◆ **Work to do**
Drop all images and give the records again exactly.

◆ **Stored records**

◇ ◇ ◇ ◇ ◇ ◇ ◇

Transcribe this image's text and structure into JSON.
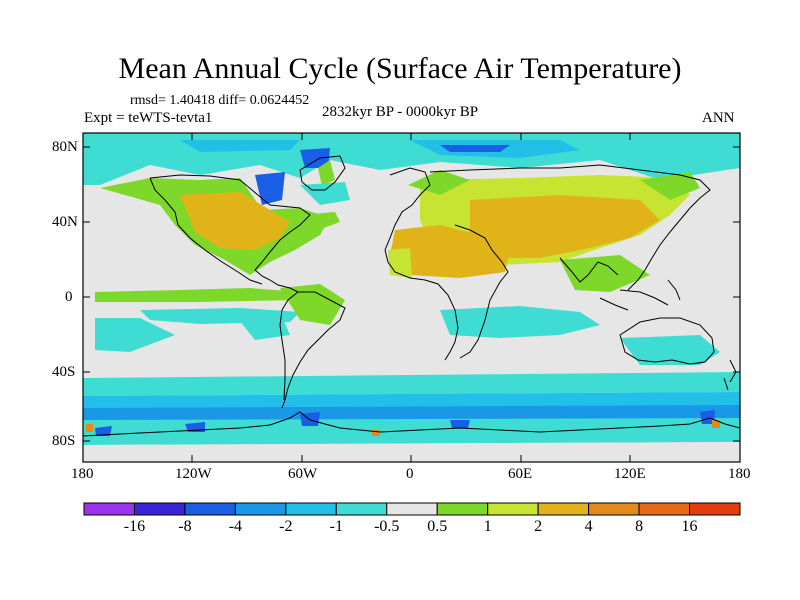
{
  "title": "Mean Annual Cycle (Surface Air Temperature)",
  "stats": "rmsd= 1.40418 diff= 0.0624452",
  "experiment": "Expt = teWTS-tevta1",
  "period": "2832kyr BP - 0000kyr BP",
  "season": "ANN",
  "lat_labels": [
    "80N",
    "40N",
    "0",
    "40S",
    "80S"
  ],
  "lon_labels": [
    "180",
    "120W",
    "60W",
    "0",
    "60E",
    "120E",
    "180"
  ],
  "colorbar": {
    "labels": [
      "-16",
      "-8",
      "-4",
      "-2",
      "-1",
      "-0.5",
      "0.5",
      "1",
      "2",
      "4",
      "8",
      "16"
    ],
    "colors": [
      "#9a34f0",
      "#3a24d8",
      "#1a5ee6",
      "#1a98e8",
      "#22c0e8",
      "#3edcd2",
      "#e6e6e6",
      "#7ed82a",
      "#c8e432",
      "#e0b418",
      "#e48a18",
      "#e86a18",
      "#e43e10"
    ]
  },
  "colors": {
    "ocean_neutral": "#e6e6e6",
    "coast": "#000000"
  }
}
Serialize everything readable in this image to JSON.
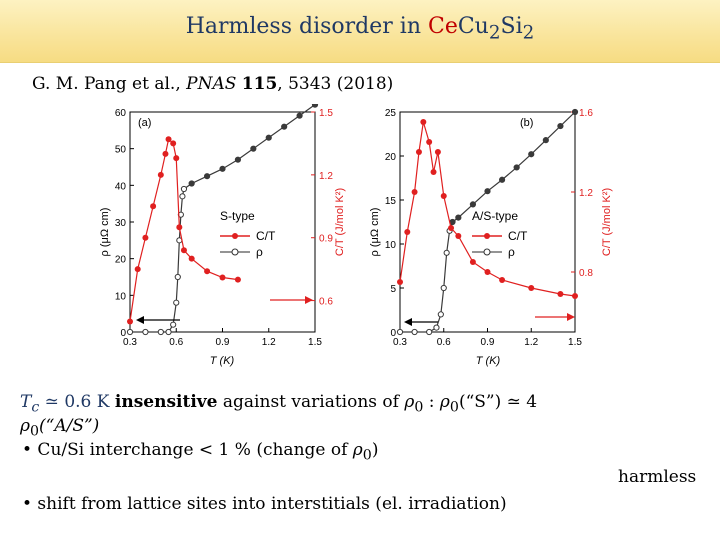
{
  "title": {
    "prefix": "Harmless disorder in ",
    "ce": "Ce",
    "rest": "Cu",
    "sub1": "2",
    "si": "Si",
    "sub2": "2"
  },
  "citation": {
    "authors": "G. M. Pang et al., ",
    "journal": "PNAS",
    "volume": "115",
    "rest": ", 5343 (2018)"
  },
  "chart_data": [
    {
      "panel": "(a)",
      "type": "line",
      "xlabel": "T (K)",
      "ylabel_left": "ρ (μΩ cm)",
      "ylabel_right": "C/T (J/mol K²)",
      "xlim": [
        0.3,
        1.5
      ],
      "ylim_left": [
        0,
        60
      ],
      "ylim_right": [
        0.45,
        1.5
      ],
      "x_ticks": [
        "0.3",
        "0.6",
        "0.9",
        "1.2",
        "1.5"
      ],
      "y_ticks_left": [
        "0",
        "10",
        "20",
        "30",
        "40",
        "50",
        "60"
      ],
      "y_ticks_right": [
        "0.6",
        "0.9",
        "1.2",
        "1.5"
      ],
      "legend": {
        "title": "S-type",
        "entries": [
          "C/T",
          "ρ"
        ],
        "position": "center-right"
      },
      "series": [
        {
          "name": "ρ",
          "axis": "left",
          "color": "#3a3a3a",
          "x": [
            0.3,
            0.4,
            0.5,
            0.55,
            0.58,
            0.6,
            0.61,
            0.62,
            0.63,
            0.64,
            0.65,
            0.7,
            0.8,
            0.9,
            1.0,
            1.1,
            1.2,
            1.3,
            1.4,
            1.5
          ],
          "y": [
            0,
            0,
            0,
            0,
            2,
            8,
            15,
            25,
            32,
            37,
            39,
            40.5,
            42.5,
            44.5,
            47,
            50,
            53,
            56,
            59,
            62
          ]
        },
        {
          "name": "C/T",
          "axis": "right",
          "color": "#e02020",
          "x": [
            0.3,
            0.35,
            0.4,
            0.45,
            0.5,
            0.53,
            0.55,
            0.58,
            0.6,
            0.62,
            0.65,
            0.7,
            0.8,
            0.9,
            1.0
          ],
          "y": [
            0.5,
            0.75,
            0.9,
            1.05,
            1.2,
            1.3,
            1.37,
            1.35,
            1.28,
            0.95,
            0.84,
            0.8,
            0.74,
            0.71,
            0.7
          ]
        }
      ]
    },
    {
      "panel": "(b)",
      "type": "line",
      "xlabel": "T (K)",
      "ylabel_left": "ρ (μΩ cm)",
      "ylabel_right": "C/T (J/mol K²)",
      "xlim": [
        0.3,
        1.5
      ],
      "ylim_left": [
        0,
        25
      ],
      "ylim_right": [
        0.5,
        1.6
      ],
      "x_ticks": [
        "0.3",
        "0.6",
        "0.9",
        "1.2",
        "1.5"
      ],
      "y_ticks_left": [
        "0",
        "5",
        "10",
        "15",
        "20",
        "25"
      ],
      "y_ticks_right": [
        "0.8",
        "1.2",
        "1.6"
      ],
      "legend": {
        "title": "A/S-type",
        "entries": [
          "C/T",
          "ρ"
        ],
        "position": "center-right"
      },
      "series": [
        {
          "name": "ρ",
          "axis": "left",
          "color": "#3a3a3a",
          "x": [
            0.3,
            0.4,
            0.5,
            0.55,
            0.58,
            0.6,
            0.62,
            0.64,
            0.66,
            0.7,
            0.8,
            0.9,
            1.0,
            1.1,
            1.2,
            1.3,
            1.4,
            1.5
          ],
          "y": [
            0,
            0,
            0,
            0.5,
            2,
            5,
            9,
            11.5,
            12.5,
            13,
            14.5,
            16,
            17.3,
            18.7,
            20.2,
            21.8,
            23.4,
            25
          ]
        },
        {
          "name": "C/T",
          "axis": "right",
          "color": "#e02020",
          "x": [
            0.3,
            0.35,
            0.4,
            0.43,
            0.46,
            0.5,
            0.53,
            0.56,
            0.6,
            0.65,
            0.7,
            0.8,
            0.9,
            1.0,
            1.2,
            1.4,
            1.5
          ],
          "y": [
            0.75,
            1.0,
            1.2,
            1.4,
            1.55,
            1.45,
            1.3,
            1.4,
            1.18,
            1.02,
            0.98,
            0.85,
            0.8,
            0.76,
            0.72,
            0.69,
            0.68
          ]
        }
      ]
    }
  ],
  "text": {
    "tc": "T",
    "tc_sub": "c",
    "tc_val": " ≃ 0.6 K ",
    "insensitive": "insensitive",
    "against": " against variations of ",
    "rho0": "ρ",
    "zero": "0",
    "colon": " : ",
    "rho0b": "ρ",
    "s": "(“S”) ≃ 4",
    "line2_rho": "ρ",
    "line2_sub": "0",
    "line2_as": "(“A/S”)",
    "bullet1": "• Cu/Si interchange < 1 % (change of ",
    "bullet1_rho": "ρ",
    "bullet1_sub": "0",
    "bullet1_close": ")",
    "harmless": "harmless",
    "bullet2": "• shift from lattice sites into interstitials (el. irradiation)"
  }
}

◇ ◇ ◇ ◇ ◇ ◇ ◇

◆ **Exercise result**
Transcribe this image's text and structure into JSON.
{
  "title": "Mean Annual Cycle (Surface Air Temperature)",
  "stats": "rmsd= 1.40418 diff= 0.0624452",
  "experiment": "Expt = teWTS-tevta1",
  "period": "2832kyr BP - 0000kyr BP",
  "season": "ANN",
  "lat_labels": [
    "80N",
    "40N",
    "0",
    "40S",
    "80S"
  ],
  "lon_labels": [
    "180",
    "120W",
    "60W",
    "0",
    "60E",
    "120E",
    "180"
  ],
  "colorbar": {
    "labels": [
      "-16",
      "-8",
      "-4",
      "-2",
      "-1",
      "-0.5",
      "0.5",
      "1",
      "2",
      "4",
      "8",
      "16"
    ],
    "colors": [
      "#9a34f0",
      "#3a24d8",
      "#1a5ee6",
      "#1a98e8",
      "#22c0e8",
      "#3edcd2",
      "#e6e6e6",
      "#7ed82a",
      "#c8e432",
      "#e0b418",
      "#e48a18",
      "#e86a18",
      "#e43e10"
    ]
  },
  "colors": {
    "ocean_neutral": "#e6e6e6",
    "coast": "#000000"
  }
}
Serialize everything readable in this image to JSON.
{
  "title": {
    "prefix": "Harmless disorder in ",
    "ce": "Ce",
    "rest": "Cu",
    "sub1": "2",
    "si": "Si",
    "sub2": "2"
  },
  "citation": {
    "authors": "G. M. Pang et al., ",
    "journal": "PNAS",
    "volume": "115",
    "rest": ", 5343 (2018)"
  },
  "chart_data": [
    {
      "panel": "(a)",
      "type": "line",
      "xlabel": "T (K)",
      "ylabel_left": "ρ (μΩ cm)",
      "ylabel_right": "C/T (J/mol K²)",
      "xlim": [
        0.3,
        1.5
      ],
      "ylim_left": [
        0,
        60
      ],
      "ylim_right": [
        0.45,
        1.5
      ],
      "x_ticks": [
        "0.3",
        "0.6",
        "0.9",
        "1.2",
        "1.5"
      ],
      "y_ticks_left": [
        "0",
        "10",
        "20",
        "30",
        "40",
        "50",
        "60"
      ],
      "y_ticks_right": [
        "0.6",
        "0.9",
        "1.2",
        "1.5"
      ],
      "legend": {
        "title": "S-type",
        "entries": [
          "C/T",
          "ρ"
        ],
        "position": "center-right"
      },
      "series": [
        {
          "name": "ρ",
          "axis": "left",
          "color": "#3a3a3a",
          "x": [
            0.3,
            0.4,
            0.5,
            0.55,
            0.58,
            0.6,
            0.61,
            0.62,
            0.63,
            0.64,
            0.65,
            0.7,
            0.8,
            0.9,
            1.0,
            1.1,
            1.2,
            1.3,
            1.4,
            1.5
          ],
          "y": [
            0,
            0,
            0,
            0,
            2,
            8,
            15,
            25,
            32,
            37,
            39,
            40.5,
            42.5,
            44.5,
            47,
            50,
            53,
            56,
            59,
            62
          ]
        },
        {
          "name": "C/T",
          "axis": "right",
          "color": "#e02020",
          "x": [
            0.3,
            0.35,
            0.4,
            0.45,
            0.5,
            0.53,
            0.55,
            0.58,
            0.6,
            0.62,
            0.65,
            0.7,
            0.8,
            0.9,
            1.0
          ],
          "y": [
            0.5,
            0.75,
            0.9,
            1.05,
            1.2,
            1.3,
            1.37,
            1.35,
            1.28,
            0.95,
            0.84,
            0.8,
            0.74,
            0.71,
            0.7
          ]
        }
      ]
    },
    {
      "panel": "(b)",
      "type": "line",
      "xlabel": "T (K)",
      "ylabel_left": "ρ (μΩ cm)",
      "ylabel_right": "C/T (J/mol K²)",
      "xlim": [
        0.3,
        1.5
      ],
      "ylim_left": [
        0,
        25
      ],
      "ylim_right": [
        0.5,
        1.6
      ],
      "x_ticks": [
        "0.3",
        "0.6",
        "0.9",
        "1.2",
        "1.5"
      ],
      "y_ticks_left": [
        "0",
        "5",
        "10",
        "15",
        "20",
        "25"
      ],
      "y_ticks_right": [
        "0.8",
        "1.2",
        "1.6"
      ],
      "legend": {
        "title": "A/S-type",
        "entries": [
          "C/T",
          "ρ"
        ],
        "position": "center-right"
      },
      "series": [
        {
          "name": "ρ",
          "axis": "left",
          "color": "#3a3a3a",
          "x": [
            0.3,
            0.4,
            0.5,
            0.55,
            0.58,
            0.6,
            0.62,
            0.64,
            0.66,
            0.7,
            0.8,
            0.9,
            1.0,
            1.1,
            1.2,
            1.3,
            1.4,
            1.5
          ],
          "y": [
            0,
            0,
            0,
            0.5,
            2,
            5,
            9,
            11.5,
            12.5,
            13,
            14.5,
            16,
            17.3,
            18.7,
            20.2,
            21.8,
            23.4,
            25
          ]
        },
        {
          "name": "C/T",
          "axis": "right",
          "color": "#e02020",
          "x": [
            0.3,
            0.35,
            0.4,
            0.43,
            0.46,
            0.5,
            0.53,
            0.56,
            0.6,
            0.65,
            0.7,
            0.8,
            0.9,
            1.0,
            1.2,
            1.4,
            1.5
          ],
          "y": [
            0.75,
            1.0,
            1.2,
            1.4,
            1.55,
            1.45,
            1.3,
            1.4,
            1.18,
            1.02,
            0.98,
            0.85,
            0.8,
            0.76,
            0.72,
            0.69,
            0.68
          ]
        }
      ]
    }
  ],
  "text": {
    "tc": "T",
    "tc_sub": "c",
    "tc_val": " ≃ 0.6 K ",
    "insensitive": "insensitive",
    "against": " against variations of ",
    "rho0": "ρ",
    "zero": "0",
    "colon": " : ",
    "rho0b": "ρ",
    "s": "(“S”) ≃ 4",
    "line2_rho": "ρ",
    "line2_sub": "0",
    "line2_as": "(“A/S”)",
    "bullet1": "• Cu/Si interchange < 1 % (change of ",
    "bullet1_rho": "ρ",
    "bullet1_sub": "0",
    "bullet1_close": ")",
    "harmless": "harmless",
    "bullet2": "• shift from lattice sites into interstitials (el. irradiation)"
  }
}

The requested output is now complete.